§ The request: Exclude images, then output the remaining data verbatim.

§ Records for this task:
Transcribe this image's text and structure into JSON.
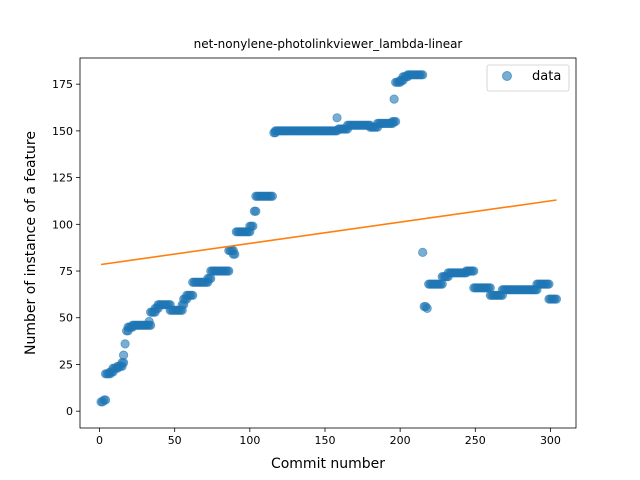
{
  "chart_data": {
    "type": "scatter",
    "title": "net-nonylene-photolinkviewer_lambda-linear",
    "xlabel": "Commit number",
    "ylabel": "Number of instance of a feature",
    "xlim": [
      -13,
      317
    ],
    "ylim": [
      -9,
      189
    ],
    "xticks": [
      0,
      50,
      100,
      150,
      200,
      250,
      300
    ],
    "yticks": [
      0,
      25,
      50,
      75,
      100,
      125,
      150,
      175
    ],
    "legend": {
      "placement": "top-right",
      "entries": [
        "data"
      ]
    },
    "colors": {
      "points": "#1f77b4",
      "fit_line": "#ff7f0e"
    },
    "fit_line": {
      "x": [
        1,
        304
      ],
      "y": [
        78.5,
        113
      ]
    },
    "segments": [
      [
        1,
        2,
        5
      ],
      [
        3,
        4,
        6
      ],
      [
        4,
        7,
        20
      ],
      [
        7,
        9,
        21
      ],
      [
        9,
        12,
        23
      ],
      [
        12,
        15,
        24
      ],
      [
        15,
        16,
        26
      ],
      [
        16,
        16,
        30
      ],
      [
        17,
        17,
        36
      ],
      [
        18,
        19,
        43
      ],
      [
        19,
        22,
        45
      ],
      [
        22,
        34,
        46
      ],
      [
        33,
        33,
        48
      ],
      [
        34,
        37,
        53
      ],
      [
        37,
        39,
        55
      ],
      [
        39,
        47,
        57
      ],
      [
        47,
        55,
        54
      ],
      [
        55,
        56,
        57
      ],
      [
        56,
        58,
        60
      ],
      [
        58,
        62,
        62
      ],
      [
        62,
        72,
        69
      ],
      [
        72,
        74,
        71
      ],
      [
        74,
        86,
        75
      ],
      [
        86,
        89,
        86
      ],
      [
        89,
        90,
        84
      ],
      [
        91,
        100,
        96
      ],
      [
        100,
        102,
        99
      ],
      [
        103,
        104,
        107
      ],
      [
        104,
        115,
        115
      ],
      [
        116,
        117,
        149
      ],
      [
        117,
        158,
        150
      ],
      [
        158,
        158,
        157
      ],
      [
        159,
        165,
        151
      ],
      [
        165,
        180,
        153
      ],
      [
        180,
        185,
        152
      ],
      [
        185,
        195,
        154
      ],
      [
        195,
        197,
        155
      ],
      [
        196,
        196,
        167
      ],
      [
        197,
        200,
        176
      ],
      [
        200,
        202,
        177
      ],
      [
        202,
        205,
        179
      ],
      [
        205,
        215,
        180
      ],
      [
        215,
        215,
        85
      ],
      [
        216,
        217,
        56
      ],
      [
        218,
        218,
        55
      ],
      [
        219,
        228,
        68
      ],
      [
        228,
        232,
        72
      ],
      [
        232,
        244,
        74
      ],
      [
        244,
        249,
        75
      ],
      [
        249,
        260,
        66
      ],
      [
        260,
        268,
        62
      ],
      [
        268,
        291,
        65
      ],
      [
        291,
        299,
        68
      ],
      [
        299,
        304,
        60
      ]
    ]
  }
}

§ Exercise solution:
Transcribe this image's text and structure into JSON.
{
  "chart_data": {
    "type": "scatter",
    "title": "net-nonylene-photolinkviewer_lambda-linear",
    "xlabel": "Commit number",
    "ylabel": "Number of instance of a feature",
    "xlim": [
      -13,
      317
    ],
    "ylim": [
      -9,
      189
    ],
    "xticks": [
      0,
      50,
      100,
      150,
      200,
      250,
      300
    ],
    "yticks": [
      0,
      25,
      50,
      75,
      100,
      125,
      150,
      175
    ],
    "legend": {
      "placement": "top-right",
      "entries": [
        "data"
      ]
    },
    "colors": {
      "points": "#1f77b4",
      "fit_line": "#ff7f0e"
    },
    "fit_line": {
      "x": [
        1,
        304
      ],
      "y": [
        78.5,
        113
      ]
    },
    "segments": [
      [
        1,
        2,
        5
      ],
      [
        3,
        4,
        6
      ],
      [
        4,
        7,
        20
      ],
      [
        7,
        9,
        21
      ],
      [
        9,
        12,
        23
      ],
      [
        12,
        15,
        24
      ],
      [
        15,
        16,
        26
      ],
      [
        16,
        16,
        30
      ],
      [
        17,
        17,
        36
      ],
      [
        18,
        19,
        43
      ],
      [
        19,
        22,
        45
      ],
      [
        22,
        34,
        46
      ],
      [
        33,
        33,
        48
      ],
      [
        34,
        37,
        53
      ],
      [
        37,
        39,
        55
      ],
      [
        39,
        47,
        57
      ],
      [
        47,
        55,
        54
      ],
      [
        55,
        56,
        57
      ],
      [
        56,
        58,
        60
      ],
      [
        58,
        62,
        62
      ],
      [
        62,
        72,
        69
      ],
      [
        72,
        74,
        71
      ],
      [
        74,
        86,
        75
      ],
      [
        86,
        89,
        86
      ],
      [
        89,
        90,
        84
      ],
      [
        91,
        100,
        96
      ],
      [
        100,
        102,
        99
      ],
      [
        103,
        104,
        107
      ],
      [
        104,
        115,
        115
      ],
      [
        116,
        117,
        149
      ],
      [
        117,
        158,
        150
      ],
      [
        158,
        158,
        157
      ],
      [
        159,
        165,
        151
      ],
      [
        165,
        180,
        153
      ],
      [
        180,
        185,
        152
      ],
      [
        185,
        195,
        154
      ],
      [
        195,
        197,
        155
      ],
      [
        196,
        196,
        167
      ],
      [
        197,
        200,
        176
      ],
      [
        200,
        202,
        177
      ],
      [
        202,
        205,
        179
      ],
      [
        205,
        215,
        180
      ],
      [
        215,
        215,
        85
      ],
      [
        216,
        217,
        56
      ],
      [
        218,
        218,
        55
      ],
      [
        219,
        228,
        68
      ],
      [
        228,
        232,
        72
      ],
      [
        232,
        244,
        74
      ],
      [
        244,
        249,
        75
      ],
      [
        249,
        260,
        66
      ],
      [
        260,
        268,
        62
      ],
      [
        268,
        291,
        65
      ],
      [
        291,
        299,
        68
      ],
      [
        299,
        304,
        60
      ]
    ]
  }
}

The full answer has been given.